╭─ Task data

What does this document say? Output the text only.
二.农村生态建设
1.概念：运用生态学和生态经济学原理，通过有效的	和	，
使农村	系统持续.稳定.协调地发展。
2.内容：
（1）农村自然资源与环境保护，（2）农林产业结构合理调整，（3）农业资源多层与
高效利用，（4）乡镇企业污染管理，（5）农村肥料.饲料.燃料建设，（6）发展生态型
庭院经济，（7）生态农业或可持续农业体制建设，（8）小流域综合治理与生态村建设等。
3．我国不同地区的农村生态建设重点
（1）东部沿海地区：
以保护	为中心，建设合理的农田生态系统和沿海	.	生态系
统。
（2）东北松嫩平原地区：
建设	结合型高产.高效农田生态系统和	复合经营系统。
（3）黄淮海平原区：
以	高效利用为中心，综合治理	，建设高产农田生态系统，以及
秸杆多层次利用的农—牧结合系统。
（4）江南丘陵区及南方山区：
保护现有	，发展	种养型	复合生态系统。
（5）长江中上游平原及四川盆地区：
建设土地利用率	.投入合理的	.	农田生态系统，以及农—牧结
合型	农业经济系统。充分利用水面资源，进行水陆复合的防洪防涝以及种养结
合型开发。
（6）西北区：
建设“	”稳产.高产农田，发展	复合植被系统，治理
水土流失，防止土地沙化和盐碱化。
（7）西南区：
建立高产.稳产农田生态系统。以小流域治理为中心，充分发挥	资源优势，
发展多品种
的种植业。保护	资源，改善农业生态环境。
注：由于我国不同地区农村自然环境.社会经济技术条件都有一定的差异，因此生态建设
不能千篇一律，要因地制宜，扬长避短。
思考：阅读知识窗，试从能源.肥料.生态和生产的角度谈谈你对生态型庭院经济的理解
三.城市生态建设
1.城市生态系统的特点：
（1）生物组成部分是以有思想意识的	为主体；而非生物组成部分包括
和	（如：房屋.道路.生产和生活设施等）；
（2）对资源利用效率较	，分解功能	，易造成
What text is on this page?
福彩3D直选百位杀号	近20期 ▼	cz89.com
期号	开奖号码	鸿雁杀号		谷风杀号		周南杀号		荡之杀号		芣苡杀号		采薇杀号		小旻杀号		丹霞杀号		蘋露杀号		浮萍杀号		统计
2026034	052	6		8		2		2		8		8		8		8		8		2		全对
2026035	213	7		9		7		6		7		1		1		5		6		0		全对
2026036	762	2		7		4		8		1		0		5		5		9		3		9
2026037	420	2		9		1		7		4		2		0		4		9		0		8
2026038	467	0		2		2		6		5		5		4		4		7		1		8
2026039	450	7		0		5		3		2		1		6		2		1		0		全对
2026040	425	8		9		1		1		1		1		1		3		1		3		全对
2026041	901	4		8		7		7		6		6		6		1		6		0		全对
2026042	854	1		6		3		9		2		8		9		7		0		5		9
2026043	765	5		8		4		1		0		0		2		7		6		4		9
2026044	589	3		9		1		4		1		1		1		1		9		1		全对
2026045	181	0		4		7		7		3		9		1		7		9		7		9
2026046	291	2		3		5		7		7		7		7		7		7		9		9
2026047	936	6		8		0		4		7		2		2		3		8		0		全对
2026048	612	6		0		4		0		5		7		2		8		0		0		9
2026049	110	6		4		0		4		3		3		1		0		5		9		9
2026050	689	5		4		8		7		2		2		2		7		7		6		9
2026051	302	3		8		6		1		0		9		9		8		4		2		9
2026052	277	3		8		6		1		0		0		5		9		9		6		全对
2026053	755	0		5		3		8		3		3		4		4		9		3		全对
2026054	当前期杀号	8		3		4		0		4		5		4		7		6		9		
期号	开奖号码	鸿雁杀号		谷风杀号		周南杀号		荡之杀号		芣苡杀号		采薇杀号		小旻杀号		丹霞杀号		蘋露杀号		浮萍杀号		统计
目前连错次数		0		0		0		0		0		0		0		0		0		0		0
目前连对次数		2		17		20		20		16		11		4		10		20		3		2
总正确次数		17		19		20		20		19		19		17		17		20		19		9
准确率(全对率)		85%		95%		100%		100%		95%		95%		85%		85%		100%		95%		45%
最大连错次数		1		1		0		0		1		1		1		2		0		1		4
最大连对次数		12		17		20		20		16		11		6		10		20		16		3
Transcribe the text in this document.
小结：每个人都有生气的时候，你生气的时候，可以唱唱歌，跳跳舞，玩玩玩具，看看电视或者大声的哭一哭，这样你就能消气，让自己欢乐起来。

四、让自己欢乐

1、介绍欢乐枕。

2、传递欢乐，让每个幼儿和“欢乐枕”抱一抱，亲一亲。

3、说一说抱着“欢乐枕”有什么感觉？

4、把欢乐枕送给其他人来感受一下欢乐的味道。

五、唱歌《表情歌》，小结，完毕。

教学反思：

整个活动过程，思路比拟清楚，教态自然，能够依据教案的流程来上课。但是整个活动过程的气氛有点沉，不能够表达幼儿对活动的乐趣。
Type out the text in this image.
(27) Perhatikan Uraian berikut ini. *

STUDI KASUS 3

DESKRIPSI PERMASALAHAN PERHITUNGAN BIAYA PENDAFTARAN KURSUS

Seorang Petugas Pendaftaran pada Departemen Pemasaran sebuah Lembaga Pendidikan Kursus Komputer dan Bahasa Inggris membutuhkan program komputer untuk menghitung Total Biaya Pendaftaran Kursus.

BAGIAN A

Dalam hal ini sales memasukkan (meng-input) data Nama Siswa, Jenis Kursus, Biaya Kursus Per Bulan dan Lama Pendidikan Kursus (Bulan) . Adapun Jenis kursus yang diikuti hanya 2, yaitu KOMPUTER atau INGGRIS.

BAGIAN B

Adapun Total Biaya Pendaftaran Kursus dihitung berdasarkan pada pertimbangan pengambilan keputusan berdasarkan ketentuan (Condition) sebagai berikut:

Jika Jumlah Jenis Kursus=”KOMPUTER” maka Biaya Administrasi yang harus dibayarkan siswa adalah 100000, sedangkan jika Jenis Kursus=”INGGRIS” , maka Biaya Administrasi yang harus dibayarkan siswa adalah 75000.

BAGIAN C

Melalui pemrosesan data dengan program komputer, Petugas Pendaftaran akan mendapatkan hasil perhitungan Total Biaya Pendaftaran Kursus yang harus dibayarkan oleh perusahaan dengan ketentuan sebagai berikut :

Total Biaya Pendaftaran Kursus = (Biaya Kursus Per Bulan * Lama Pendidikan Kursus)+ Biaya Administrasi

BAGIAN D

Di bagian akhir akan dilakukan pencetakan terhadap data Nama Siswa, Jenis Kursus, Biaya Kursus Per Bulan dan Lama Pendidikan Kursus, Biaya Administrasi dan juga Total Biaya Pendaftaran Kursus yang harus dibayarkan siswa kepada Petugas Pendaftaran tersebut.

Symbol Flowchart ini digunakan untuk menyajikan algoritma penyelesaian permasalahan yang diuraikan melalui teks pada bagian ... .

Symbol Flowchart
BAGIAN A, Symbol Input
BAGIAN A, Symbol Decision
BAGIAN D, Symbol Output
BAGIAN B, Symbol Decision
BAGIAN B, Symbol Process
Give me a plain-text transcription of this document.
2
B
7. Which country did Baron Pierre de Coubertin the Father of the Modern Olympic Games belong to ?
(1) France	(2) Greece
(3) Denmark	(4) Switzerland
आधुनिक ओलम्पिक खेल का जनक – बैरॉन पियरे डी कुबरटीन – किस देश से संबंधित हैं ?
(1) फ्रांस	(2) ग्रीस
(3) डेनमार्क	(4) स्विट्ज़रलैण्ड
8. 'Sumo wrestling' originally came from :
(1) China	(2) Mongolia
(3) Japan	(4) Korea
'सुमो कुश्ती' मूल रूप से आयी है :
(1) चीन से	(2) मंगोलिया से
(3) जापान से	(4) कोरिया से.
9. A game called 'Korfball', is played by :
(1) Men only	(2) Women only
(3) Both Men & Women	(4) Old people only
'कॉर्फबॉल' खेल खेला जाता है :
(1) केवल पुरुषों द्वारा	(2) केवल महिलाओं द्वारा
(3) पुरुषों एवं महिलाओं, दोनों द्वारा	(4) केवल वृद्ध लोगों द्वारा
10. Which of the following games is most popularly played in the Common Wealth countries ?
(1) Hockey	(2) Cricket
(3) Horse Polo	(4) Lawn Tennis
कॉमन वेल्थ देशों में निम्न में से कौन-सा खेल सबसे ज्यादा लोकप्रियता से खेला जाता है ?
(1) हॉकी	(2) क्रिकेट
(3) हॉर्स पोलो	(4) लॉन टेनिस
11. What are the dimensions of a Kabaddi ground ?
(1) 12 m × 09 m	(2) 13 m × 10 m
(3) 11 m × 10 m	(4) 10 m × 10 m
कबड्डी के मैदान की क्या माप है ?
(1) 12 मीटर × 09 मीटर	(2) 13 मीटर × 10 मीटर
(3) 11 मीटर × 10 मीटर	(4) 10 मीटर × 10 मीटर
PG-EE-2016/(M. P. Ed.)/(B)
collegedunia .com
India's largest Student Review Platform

╰─

Task description –
Make a copy of each line that contains the string "Flowchart".

Answer for this exercise –
Symbol Flowchart ini digunakan untuk menyajikan algoritma penyelesaian permasalahan yang diuraikan melalui teks pada bagian ... .
Symbol Flowchart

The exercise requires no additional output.